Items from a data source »
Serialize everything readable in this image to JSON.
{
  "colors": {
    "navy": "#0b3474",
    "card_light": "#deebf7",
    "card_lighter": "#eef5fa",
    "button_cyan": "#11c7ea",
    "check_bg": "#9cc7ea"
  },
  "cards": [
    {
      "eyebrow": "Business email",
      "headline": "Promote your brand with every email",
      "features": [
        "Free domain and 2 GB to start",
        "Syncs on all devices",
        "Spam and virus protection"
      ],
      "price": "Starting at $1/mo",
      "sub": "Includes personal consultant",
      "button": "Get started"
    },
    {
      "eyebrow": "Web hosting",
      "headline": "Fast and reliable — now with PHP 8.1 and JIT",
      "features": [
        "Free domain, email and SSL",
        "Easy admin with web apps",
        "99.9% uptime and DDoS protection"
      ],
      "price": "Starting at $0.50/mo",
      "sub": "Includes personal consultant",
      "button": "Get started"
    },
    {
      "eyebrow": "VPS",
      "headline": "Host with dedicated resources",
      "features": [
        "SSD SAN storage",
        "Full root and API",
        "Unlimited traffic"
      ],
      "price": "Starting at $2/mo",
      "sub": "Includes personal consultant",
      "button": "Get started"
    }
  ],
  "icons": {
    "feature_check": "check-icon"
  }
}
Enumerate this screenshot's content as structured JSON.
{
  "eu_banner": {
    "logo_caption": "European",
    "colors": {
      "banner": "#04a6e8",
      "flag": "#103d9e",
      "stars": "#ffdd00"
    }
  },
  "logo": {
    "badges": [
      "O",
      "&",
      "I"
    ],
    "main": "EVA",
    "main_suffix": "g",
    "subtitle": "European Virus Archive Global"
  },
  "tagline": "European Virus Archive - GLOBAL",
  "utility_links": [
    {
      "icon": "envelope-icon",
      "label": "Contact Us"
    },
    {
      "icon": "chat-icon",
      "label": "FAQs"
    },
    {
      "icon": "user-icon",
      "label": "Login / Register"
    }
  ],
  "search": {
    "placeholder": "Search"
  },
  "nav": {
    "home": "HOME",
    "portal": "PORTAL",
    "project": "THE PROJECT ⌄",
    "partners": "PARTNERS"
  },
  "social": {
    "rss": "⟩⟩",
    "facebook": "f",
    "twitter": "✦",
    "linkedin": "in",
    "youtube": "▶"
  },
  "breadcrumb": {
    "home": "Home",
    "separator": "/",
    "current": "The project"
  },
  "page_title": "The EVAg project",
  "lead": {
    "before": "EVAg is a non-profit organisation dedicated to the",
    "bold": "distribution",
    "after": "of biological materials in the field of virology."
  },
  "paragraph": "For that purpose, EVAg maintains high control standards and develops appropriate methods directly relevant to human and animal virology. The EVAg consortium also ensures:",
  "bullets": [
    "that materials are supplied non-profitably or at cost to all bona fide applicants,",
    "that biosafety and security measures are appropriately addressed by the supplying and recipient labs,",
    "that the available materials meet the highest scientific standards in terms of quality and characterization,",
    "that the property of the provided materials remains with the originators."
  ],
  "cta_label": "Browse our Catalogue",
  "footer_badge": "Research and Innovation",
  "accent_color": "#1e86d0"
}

How to complete this task »
Every line above that holds the word "eyebrow" is to be found and copied.

Written response »
      "eyebrow": "Business email",
      "eyebrow": "Web hosting",
      "eyebrow": "VPS",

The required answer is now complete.